→ REQUEST: Write out, unchanged, the lines from the one holding "Parse this screenshot: output" to the close of the listing. Both the first and last lines belong in it.

→ RECORDS SHOWN:
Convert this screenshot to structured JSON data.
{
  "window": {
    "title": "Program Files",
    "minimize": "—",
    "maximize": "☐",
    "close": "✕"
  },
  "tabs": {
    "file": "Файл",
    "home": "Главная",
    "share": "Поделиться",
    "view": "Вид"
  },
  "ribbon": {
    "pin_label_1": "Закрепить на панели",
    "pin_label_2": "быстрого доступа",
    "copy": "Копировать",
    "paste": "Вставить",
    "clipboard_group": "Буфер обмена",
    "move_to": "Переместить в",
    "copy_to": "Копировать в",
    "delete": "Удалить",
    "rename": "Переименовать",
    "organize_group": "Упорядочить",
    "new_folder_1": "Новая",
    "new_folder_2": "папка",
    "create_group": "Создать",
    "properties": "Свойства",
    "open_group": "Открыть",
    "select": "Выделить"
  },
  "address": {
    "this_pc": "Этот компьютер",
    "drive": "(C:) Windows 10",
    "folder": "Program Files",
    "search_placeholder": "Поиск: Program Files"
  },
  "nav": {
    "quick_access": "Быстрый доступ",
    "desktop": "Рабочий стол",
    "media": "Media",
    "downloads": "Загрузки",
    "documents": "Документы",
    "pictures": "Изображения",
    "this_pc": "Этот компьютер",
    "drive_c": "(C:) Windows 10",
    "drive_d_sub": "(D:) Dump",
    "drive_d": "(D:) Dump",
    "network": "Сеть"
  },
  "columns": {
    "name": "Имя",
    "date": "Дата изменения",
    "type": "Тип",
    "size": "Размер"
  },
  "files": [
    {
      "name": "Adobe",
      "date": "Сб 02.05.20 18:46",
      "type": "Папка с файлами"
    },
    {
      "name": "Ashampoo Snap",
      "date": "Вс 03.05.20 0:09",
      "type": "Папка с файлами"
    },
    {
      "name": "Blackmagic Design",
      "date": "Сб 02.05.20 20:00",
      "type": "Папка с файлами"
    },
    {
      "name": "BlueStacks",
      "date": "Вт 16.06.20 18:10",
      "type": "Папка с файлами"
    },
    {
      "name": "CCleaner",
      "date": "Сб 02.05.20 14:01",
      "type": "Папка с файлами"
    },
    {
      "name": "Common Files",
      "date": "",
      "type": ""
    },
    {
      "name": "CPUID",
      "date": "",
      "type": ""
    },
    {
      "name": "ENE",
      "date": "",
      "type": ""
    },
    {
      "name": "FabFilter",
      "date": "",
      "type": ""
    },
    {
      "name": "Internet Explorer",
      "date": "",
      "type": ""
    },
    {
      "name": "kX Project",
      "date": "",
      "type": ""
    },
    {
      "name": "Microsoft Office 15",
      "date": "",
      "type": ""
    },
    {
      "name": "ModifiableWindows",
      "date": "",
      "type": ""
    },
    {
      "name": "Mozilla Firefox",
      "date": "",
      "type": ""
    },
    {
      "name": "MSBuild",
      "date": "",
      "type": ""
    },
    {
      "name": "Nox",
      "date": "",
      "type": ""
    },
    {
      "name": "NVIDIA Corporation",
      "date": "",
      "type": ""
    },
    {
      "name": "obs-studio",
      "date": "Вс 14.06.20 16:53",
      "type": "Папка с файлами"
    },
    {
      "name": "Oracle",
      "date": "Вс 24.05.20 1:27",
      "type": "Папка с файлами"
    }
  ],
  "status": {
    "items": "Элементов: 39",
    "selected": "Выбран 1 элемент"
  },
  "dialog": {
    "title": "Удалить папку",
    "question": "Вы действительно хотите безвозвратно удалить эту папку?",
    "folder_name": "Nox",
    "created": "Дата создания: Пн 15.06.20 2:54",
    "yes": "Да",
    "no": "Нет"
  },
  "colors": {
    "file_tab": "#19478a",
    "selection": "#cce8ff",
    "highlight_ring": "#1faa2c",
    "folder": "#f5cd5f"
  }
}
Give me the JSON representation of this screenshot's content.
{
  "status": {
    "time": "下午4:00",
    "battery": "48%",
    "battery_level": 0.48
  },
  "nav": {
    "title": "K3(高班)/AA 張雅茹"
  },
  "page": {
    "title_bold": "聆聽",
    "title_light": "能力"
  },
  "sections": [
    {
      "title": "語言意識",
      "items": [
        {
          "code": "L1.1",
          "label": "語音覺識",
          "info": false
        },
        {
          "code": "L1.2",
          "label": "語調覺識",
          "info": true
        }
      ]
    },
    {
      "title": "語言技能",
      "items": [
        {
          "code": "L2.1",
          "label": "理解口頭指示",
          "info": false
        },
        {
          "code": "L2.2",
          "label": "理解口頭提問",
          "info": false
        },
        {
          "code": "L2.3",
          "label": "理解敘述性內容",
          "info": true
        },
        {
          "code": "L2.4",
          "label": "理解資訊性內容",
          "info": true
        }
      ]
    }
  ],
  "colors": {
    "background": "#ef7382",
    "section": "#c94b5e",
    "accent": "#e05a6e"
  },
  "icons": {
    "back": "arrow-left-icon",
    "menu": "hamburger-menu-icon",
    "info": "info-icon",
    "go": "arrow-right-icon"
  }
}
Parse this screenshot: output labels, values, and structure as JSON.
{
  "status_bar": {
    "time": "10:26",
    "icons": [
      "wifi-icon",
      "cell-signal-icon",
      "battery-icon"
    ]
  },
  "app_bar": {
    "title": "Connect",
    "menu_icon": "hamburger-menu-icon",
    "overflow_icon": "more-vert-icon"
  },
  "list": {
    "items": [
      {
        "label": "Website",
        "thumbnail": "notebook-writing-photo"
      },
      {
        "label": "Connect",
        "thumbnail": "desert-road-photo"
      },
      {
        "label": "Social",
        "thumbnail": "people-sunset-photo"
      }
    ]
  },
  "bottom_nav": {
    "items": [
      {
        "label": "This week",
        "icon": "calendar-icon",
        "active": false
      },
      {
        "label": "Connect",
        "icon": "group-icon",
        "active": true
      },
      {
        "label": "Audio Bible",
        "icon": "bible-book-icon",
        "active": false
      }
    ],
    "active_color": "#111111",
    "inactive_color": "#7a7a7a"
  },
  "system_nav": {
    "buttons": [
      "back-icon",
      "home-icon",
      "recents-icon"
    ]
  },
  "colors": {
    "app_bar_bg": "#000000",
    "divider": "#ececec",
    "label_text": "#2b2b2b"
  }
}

→ RESPONSE TO THIS EXERCISE:
Parse this screenshot: output labels, values, and structure as JSON.
{
  "status_bar": {
    "time": "10:26",
    "icons": [
      "wifi-icon",
      "cell-signal-icon",
      "battery-icon"
    ]
  },
  "app_bar": {
    "title": "Connect",
    "menu_icon": "hamburger-menu-icon",
    "overflow_icon": "more-vert-icon"
  },
  "list": {
    "items": [
      {
        "label": "Website",
        "thumbnail": "notebook-writing-photo"
      },
      {
        "label": "Connect",
        "thumbnail": "desert-road-photo"
      },
      {
        "label": "Social",
        "thumbnail": "people-sunset-photo"
      }
    ]
  },
  "bottom_nav": {
    "items": [
      {
        "label": "This week",
        "icon": "calendar-icon",
        "active": false
      },
      {
        "label": "Connect",
        "icon": "group-icon",
        "active": true
      },
      {
        "label": "Audio Bible",
        "icon": "bible-book-icon",
        "active": false
      }
    ],
    "active_color": "#111111",
    "inactive_color": "#7a7a7a"
  },
  "system_nav": {
    "buttons": [
      "back-icon",
      "home-icon",
      "recents-icon"
    ]
  },
  "colors": {
    "app_bar_bg": "#000000",
    "divider": "#ececec",
    "label_text": "#2b2b2b"
  }
}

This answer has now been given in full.